• [Brief] Make an exact copy of the listing below.

-----

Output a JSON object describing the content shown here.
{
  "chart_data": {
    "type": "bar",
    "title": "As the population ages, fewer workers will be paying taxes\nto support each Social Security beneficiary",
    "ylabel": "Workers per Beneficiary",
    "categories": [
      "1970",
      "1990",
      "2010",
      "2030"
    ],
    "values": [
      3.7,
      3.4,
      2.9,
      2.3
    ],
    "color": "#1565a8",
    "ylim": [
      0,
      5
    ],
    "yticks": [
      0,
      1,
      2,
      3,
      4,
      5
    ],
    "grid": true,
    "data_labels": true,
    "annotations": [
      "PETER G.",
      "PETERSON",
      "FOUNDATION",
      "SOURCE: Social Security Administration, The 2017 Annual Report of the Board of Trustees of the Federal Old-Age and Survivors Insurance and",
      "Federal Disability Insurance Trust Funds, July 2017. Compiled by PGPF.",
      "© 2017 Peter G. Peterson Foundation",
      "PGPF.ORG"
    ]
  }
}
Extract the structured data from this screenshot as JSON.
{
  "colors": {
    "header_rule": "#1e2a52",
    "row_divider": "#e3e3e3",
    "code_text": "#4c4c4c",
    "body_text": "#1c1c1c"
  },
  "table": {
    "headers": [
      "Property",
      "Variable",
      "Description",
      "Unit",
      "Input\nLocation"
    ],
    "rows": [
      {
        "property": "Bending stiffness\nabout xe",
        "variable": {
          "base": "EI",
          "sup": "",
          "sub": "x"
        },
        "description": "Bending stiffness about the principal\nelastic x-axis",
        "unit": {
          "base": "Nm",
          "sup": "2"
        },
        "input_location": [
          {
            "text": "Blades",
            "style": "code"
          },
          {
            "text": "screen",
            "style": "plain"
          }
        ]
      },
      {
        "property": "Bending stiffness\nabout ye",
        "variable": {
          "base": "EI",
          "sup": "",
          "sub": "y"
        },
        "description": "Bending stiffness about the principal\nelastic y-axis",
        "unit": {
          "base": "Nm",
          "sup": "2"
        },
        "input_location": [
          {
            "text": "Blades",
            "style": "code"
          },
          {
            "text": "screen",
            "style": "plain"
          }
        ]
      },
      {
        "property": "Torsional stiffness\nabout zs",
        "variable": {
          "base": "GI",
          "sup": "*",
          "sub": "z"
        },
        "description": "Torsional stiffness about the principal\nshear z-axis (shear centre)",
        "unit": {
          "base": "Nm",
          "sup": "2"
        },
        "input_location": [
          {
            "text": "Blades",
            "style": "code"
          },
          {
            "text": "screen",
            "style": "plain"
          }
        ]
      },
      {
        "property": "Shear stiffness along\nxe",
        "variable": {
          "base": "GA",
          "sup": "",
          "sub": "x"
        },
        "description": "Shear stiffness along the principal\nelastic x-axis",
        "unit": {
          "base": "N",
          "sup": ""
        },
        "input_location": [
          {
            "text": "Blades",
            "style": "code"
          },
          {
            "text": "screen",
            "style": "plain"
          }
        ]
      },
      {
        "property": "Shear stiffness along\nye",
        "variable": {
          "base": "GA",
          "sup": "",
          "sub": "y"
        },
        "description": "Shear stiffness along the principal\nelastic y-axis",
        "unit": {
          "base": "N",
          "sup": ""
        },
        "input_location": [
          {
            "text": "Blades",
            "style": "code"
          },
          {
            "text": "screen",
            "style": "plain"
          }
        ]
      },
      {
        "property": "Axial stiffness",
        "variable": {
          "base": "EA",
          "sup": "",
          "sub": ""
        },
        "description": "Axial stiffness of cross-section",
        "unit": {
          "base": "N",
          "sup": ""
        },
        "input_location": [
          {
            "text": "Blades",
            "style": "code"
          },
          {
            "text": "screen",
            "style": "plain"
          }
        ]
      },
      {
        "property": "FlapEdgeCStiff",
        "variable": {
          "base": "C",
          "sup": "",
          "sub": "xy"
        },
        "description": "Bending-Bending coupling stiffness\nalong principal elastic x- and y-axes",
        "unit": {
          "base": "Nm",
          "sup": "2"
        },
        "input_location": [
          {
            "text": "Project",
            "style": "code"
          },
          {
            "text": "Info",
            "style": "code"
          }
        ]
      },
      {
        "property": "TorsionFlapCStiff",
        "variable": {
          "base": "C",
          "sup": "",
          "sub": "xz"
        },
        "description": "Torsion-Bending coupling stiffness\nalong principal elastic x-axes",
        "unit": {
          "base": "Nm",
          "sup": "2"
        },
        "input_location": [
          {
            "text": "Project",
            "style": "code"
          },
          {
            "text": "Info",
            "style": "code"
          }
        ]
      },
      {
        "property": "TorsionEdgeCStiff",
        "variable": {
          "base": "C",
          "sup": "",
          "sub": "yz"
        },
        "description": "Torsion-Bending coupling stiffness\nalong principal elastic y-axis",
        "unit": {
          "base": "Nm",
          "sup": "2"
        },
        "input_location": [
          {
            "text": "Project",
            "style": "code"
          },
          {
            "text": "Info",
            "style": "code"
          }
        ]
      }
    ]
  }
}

-----

• [Written reply]
Output a JSON object describing the content shown here.
{
  "chart_data": {
    "type": "bar",
    "title": "As the population ages, fewer workers will be paying taxes\nto support each Social Security beneficiary",
    "ylabel": "Workers per Beneficiary",
    "categories": [
      "1970",
      "1990",
      "2010",
      "2030"
    ],
    "values": [
      3.7,
      3.4,
      2.9,
      2.3
    ],
    "color": "#1565a8",
    "ylim": [
      0,
      5
    ],
    "yticks": [
      0,
      1,
      2,
      3,
      4,
      5
    ],
    "grid": true,
    "data_labels": true,
    "annotations": [
      "PETER G.",
      "PETERSON",
      "FOUNDATION",
      "SOURCE: Social Security Administration, The 2017 Annual Report of the Board of Trustees of the Federal Old-Age and Survivors Insurance and",
      "Federal Disability Insurance Trust Funds, July 2017. Compiled by PGPF.",
      "© 2017 Peter G. Peterson Foundation",
      "PGPF.ORG"
    ]
  }
}
Extract the structured data from this screenshot as JSON.
{
  "colors": {
    "header_rule": "#1e2a52",
    "row_divider": "#e3e3e3",
    "code_text": "#4c4c4c",
    "body_text": "#1c1c1c"
  },
  "table": {
    "headers": [
      "Property",
      "Variable",
      "Description",
      "Unit",
      "Input\nLocation"
    ],
    "rows": [
      {
        "property": "Bending stiffness\nabout xe",
        "variable": {
          "base": "EI",
          "sup": "",
          "sub": "x"
        },
        "description": "Bending stiffness about the principal\nelastic x-axis",
        "unit": {
          "base": "Nm",
          "sup": "2"
        },
        "input_location": [
          {
            "text": "Blades",
            "style": "code"
          },
          {
            "text": "screen",
            "style": "plain"
          }
        ]
      },
      {
        "property": "Bending stiffness\nabout ye",
        "variable": {
          "base": "EI",
          "sup": "",
          "sub": "y"
        },
        "description": "Bending stiffness about the principal\nelastic y-axis",
        "unit": {
          "base": "Nm",
          "sup": "2"
        },
        "input_location": [
          {
            "text": "Blades",
            "style": "code"
          },
          {
            "text": "screen",
            "style": "plain"
          }
        ]
      },
      {
        "property": "Torsional stiffness\nabout zs",
        "variable": {
          "base": "GI",
          "sup": "*",
          "sub": "z"
        },
        "description": "Torsional stiffness about the principal\nshear z-axis (shear centre)",
        "unit": {
          "base": "Nm",
          "sup": "2"
        },
        "input_location": [
          {
            "text": "Blades",
            "style": "code"
          },
          {
            "text": "screen",
            "style": "plain"
          }
        ]
      },
      {
        "property": "Shear stiffness along\nxe",
        "variable": {
          "base": "GA",
          "sup": "",
          "sub": "x"
        },
        "description": "Shear stiffness along the principal\nelastic x-axis",
        "unit": {
          "base": "N",
          "sup": ""
        },
        "input_location": [
          {
            "text": "Blades",
            "style": "code"
          },
          {
            "text": "screen",
            "style": "plain"
          }
        ]
      },
      {
        "property": "Shear stiffness along\nye",
        "variable": {
          "base": "GA",
          "sup": "",
          "sub": "y"
        },
        "description": "Shear stiffness along the principal\nelastic y-axis",
        "unit": {
          "base": "N",
          "sup": ""
        },
        "input_location": [
          {
            "text": "Blades",
            "style": "code"
          },
          {
            "text": "screen",
            "style": "plain"
          }
        ]
      },
      {
        "property": "Axial stiffness",
        "variable": {
          "base": "EA",
          "sup": "",
          "sub": ""
        },
        "description": "Axial stiffness of cross-section",
        "unit": {
          "base": "N",
          "sup": ""
        },
        "input_location": [
          {
            "text": "Blades",
            "style": "code"
          },
          {
            "text": "screen",
            "style": "plain"
          }
        ]
      },
      {
        "property": "FlapEdgeCStiff",
        "variable": {
          "base": "C",
          "sup": "",
          "sub": "xy"
        },
        "description": "Bending-Bending coupling stiffness\nalong principal elastic x- and y-axes",
        "unit": {
          "base": "Nm",
          "sup": "2"
        },
        "input_location": [
          {
            "text": "Project",
            "style": "code"
          },
          {
            "text": "Info",
            "style": "code"
          }
        ]
      },
      {
        "property": "TorsionFlapCStiff",
        "variable": {
          "base": "C",
          "sup": "",
          "sub": "xz"
        },
        "description": "Torsion-Bending coupling stiffness\nalong principal elastic x-axes",
        "unit": {
          "base": "Nm",
          "sup": "2"
        },
        "input_location": [
          {
            "text": "Project",
            "style": "code"
          },
          {
            "text": "Info",
            "style": "code"
          }
        ]
      },
      {
        "property": "TorsionEdgeCStiff",
        "variable": {
          "base": "C",
          "sup": "",
          "sub": "yz"
        },
        "description": "Torsion-Bending coupling stiffness\nalong principal elastic y-axis",
        "unit": {
          "base": "Nm",
          "sup": "2"
        },
        "input_location": [
          {
            "text": "Project",
            "style": "code"
          },
          {
            "text": "Info",
            "style": "code"
          }
        ]
      }
    ]
  }
}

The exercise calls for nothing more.